## kc_kennylau 2 years ago [Serious mode] How to prove that 1≠2? We have equality is transitive, we have 1's successor is 2, we have... No theorem ever said that a successor cannot be equal to the number itself No theorem ever said that two numbers with different looks cannot be equal 1.000... is equal to 0.999... for example A number can have many ways of presenting... ASSUMPTIONS: 2:=S(S(0)), 1:=S(0), where S(x) denotes the successor of x, where x is a natural number.

1. dan815

|dw:1388848268722:dw|

2. dan815

now help me with my question

3. kc_kennylau

then how do you know that 0≠1?

4. dan815

definition

5. kc_kennylau

Is there a very axiom or something

6. dan815

yeah

7. kc_kennylau

Which

8. dan815

0 means u have 0 of 1 and 1 means you have 1 of 1

9. kc_kennylau

...

## Stored data entries
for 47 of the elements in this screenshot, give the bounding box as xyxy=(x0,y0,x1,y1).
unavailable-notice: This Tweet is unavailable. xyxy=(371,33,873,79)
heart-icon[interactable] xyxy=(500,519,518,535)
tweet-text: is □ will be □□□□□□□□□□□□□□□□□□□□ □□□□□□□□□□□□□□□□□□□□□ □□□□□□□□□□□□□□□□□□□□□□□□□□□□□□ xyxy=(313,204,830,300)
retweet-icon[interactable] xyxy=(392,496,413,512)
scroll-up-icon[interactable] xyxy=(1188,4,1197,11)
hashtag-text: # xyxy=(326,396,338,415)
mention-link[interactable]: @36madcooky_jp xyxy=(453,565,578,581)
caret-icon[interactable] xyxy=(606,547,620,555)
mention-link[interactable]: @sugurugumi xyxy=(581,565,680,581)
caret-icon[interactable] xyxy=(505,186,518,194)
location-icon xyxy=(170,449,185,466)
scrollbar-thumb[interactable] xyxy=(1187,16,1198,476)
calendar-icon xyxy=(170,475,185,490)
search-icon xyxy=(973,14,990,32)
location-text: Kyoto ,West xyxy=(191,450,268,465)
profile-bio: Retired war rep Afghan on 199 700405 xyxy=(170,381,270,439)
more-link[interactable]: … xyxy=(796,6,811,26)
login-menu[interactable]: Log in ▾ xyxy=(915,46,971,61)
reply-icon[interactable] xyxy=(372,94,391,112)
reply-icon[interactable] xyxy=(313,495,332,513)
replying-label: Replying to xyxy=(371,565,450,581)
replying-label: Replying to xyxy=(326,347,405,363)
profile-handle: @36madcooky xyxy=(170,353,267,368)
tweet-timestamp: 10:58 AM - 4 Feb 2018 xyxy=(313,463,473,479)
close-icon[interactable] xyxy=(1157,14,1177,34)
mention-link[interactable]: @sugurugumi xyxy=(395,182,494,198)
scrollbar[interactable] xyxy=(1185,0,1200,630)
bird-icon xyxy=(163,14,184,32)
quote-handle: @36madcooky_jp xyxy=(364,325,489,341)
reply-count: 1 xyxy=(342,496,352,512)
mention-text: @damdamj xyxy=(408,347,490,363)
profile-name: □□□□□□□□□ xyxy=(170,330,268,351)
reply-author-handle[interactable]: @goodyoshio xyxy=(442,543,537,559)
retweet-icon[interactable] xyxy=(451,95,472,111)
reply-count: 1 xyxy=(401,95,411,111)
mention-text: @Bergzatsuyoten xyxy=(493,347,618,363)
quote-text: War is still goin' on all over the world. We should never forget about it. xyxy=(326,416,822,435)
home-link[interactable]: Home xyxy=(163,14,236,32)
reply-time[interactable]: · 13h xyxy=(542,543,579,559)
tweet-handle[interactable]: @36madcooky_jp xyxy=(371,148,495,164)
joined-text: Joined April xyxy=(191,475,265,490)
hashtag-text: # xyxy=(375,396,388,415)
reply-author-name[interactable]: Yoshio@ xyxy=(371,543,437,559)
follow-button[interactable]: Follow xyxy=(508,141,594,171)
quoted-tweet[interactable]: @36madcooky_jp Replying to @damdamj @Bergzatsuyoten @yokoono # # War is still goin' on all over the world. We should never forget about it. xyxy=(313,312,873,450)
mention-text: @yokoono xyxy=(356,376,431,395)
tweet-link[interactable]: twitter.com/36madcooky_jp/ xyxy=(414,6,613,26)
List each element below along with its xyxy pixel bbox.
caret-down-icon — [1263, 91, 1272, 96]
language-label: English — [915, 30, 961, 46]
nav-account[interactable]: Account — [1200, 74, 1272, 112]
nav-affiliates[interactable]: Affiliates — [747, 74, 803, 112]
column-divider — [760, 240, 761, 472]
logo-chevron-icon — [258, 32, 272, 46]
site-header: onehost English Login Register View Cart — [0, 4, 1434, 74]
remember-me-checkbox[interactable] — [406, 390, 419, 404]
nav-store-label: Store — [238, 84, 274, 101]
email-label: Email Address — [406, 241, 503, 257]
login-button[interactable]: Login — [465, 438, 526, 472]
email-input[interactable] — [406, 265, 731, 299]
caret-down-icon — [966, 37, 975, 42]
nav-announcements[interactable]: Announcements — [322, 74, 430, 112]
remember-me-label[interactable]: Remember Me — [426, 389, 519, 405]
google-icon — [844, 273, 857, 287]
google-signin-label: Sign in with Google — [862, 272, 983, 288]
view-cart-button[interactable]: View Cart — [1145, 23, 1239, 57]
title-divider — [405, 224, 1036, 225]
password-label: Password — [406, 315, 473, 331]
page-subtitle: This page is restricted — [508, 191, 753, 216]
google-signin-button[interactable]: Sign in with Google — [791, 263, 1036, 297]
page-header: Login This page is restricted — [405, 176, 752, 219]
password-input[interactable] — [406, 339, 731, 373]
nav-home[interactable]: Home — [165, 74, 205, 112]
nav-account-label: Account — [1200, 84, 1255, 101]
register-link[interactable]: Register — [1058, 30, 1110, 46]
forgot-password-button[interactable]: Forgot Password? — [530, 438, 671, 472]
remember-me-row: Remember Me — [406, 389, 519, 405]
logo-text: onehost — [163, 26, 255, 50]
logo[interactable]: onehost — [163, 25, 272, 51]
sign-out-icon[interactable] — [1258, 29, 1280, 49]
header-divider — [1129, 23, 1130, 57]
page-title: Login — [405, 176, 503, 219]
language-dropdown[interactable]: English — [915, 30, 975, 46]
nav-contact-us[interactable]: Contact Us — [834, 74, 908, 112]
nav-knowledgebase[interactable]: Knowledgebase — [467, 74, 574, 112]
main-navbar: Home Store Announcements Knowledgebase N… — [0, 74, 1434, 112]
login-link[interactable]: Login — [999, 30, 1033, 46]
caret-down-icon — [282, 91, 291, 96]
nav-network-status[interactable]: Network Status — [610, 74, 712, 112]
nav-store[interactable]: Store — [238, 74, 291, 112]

## Challenge 1
Copy the listing word for word, from its first line through the line that contains "profile-name: □□□□□□□□□ xyxy=(170,330,268,351)".
## Challenge 2
Continue the forum thread about proving 1≠2 from where it stops.
The forum thread and the listing have nothing to do with each other.

## Final result 1
for 47 of the elements in this screenshot, give the bounding box as xyxy=(x0,y0,x1,y1).
unavailable-notice: This Tweet is unavailable. xyxy=(371,33,873,79)
heart-icon[interactable] xyxy=(500,519,518,535)
tweet-text: is □ will be □□□□□□□□□□□□□□□□□□□□ □□□□□□□□□□□□□□□□□□□□□ □□□□□□□□□□□□□□□□□□□□□□□□□□□□□□ xyxy=(313,204,830,300)
retweet-icon[interactable] xyxy=(392,496,413,512)
scroll-up-icon[interactable] xyxy=(1188,4,1197,11)
hashtag-text: # xyxy=(326,396,338,415)
mention-link[interactable]: @36madcooky_jp xyxy=(453,565,578,581)
caret-icon[interactable] xyxy=(606,547,620,555)
mention-link[interactable]: @sugurugumi xyxy=(581,565,680,581)
caret-icon[interactable] xyxy=(505,186,518,194)
location-icon xyxy=(170,449,185,466)
scrollbar-thumb[interactable] xyxy=(1187,16,1198,476)
calendar-icon xyxy=(170,475,185,490)
search-icon xyxy=(973,14,990,32)
location-text: Kyoto ,West xyxy=(191,450,268,465)
profile-bio: Retired war rep Afghan on 199 700405 xyxy=(170,381,270,439)
more-link[interactable]: … xyxy=(796,6,811,26)
login-menu[interactable]: Log in ▾ xyxy=(915,46,971,61)
reply-icon[interactable] xyxy=(372,94,391,112)
reply-icon[interactable] xyxy=(313,495,332,513)
replying-label: Replying to xyxy=(371,565,450,581)
replying-label: Replying to xyxy=(326,347,405,363)
profile-handle: @36madcooky xyxy=(170,353,267,368)
tweet-timestamp: 10:58 AM - 4 Feb 2018 xyxy=(313,463,473,479)
close-icon[interactable] xyxy=(1157,14,1177,34)
mention-link[interactable]: @sugurugumi xyxy=(395,182,494,198)
scrollbar[interactable] xyxy=(1185,0,1200,630)
bird-icon xyxy=(163,14,184,32)
quote-handle: @36madcooky_jp xyxy=(364,325,489,341)
reply-count: 1 xyxy=(342,496,352,512)
mention-text: @damdamj xyxy=(408,347,490,363)
profile-name: □□□□□□□□□ xyxy=(170,330,268,351)

## Final result 2
10. kc_kennylau

I want the name of the axiom/definition/theorem

11. dan815

12. dan815

ikram

13. kc_kennylau

@ikram002p @ganeshie8 @primeralph

14. ikram002p

there is axioms that say for any integer n belong to z s.t z={0,1,2,...,n ,...} then n+1>n or 0>1 its depand on the groupe that u wanna make binary operation on :) u cud see Abstract Algebra books ull got it easilly

15. anonymous

It all depends on assignment. If I decided to assign two units to 1, then 1=2. In Math, two units has already been assigned to the figure 2 and is fixed in most cases.

16. kc_kennylau

How do you know that if a>b a can't be equal to b? @ikram002p

17. kc_kennylau

@primeralph but do you have an axiom/definition/theorem that says 1≠2?

18. kc_kennylau

@ikram002p and which axiom is that?

19. anonymous

You're dealing with notation and graphics here; this is not math.

20. kc_kennylau

all theorems are built on axioms all axioms are built on definitions all definitions are built on notation

21. kc_kennylau

@primeralph notations are the basis of Maths.

22. anonymous

No. Notations are how we make things more appealing to understand.

23. anonymous

For example, math had advanced greatly even before 0 was included in numbers. They simply used nothingness to represent 0.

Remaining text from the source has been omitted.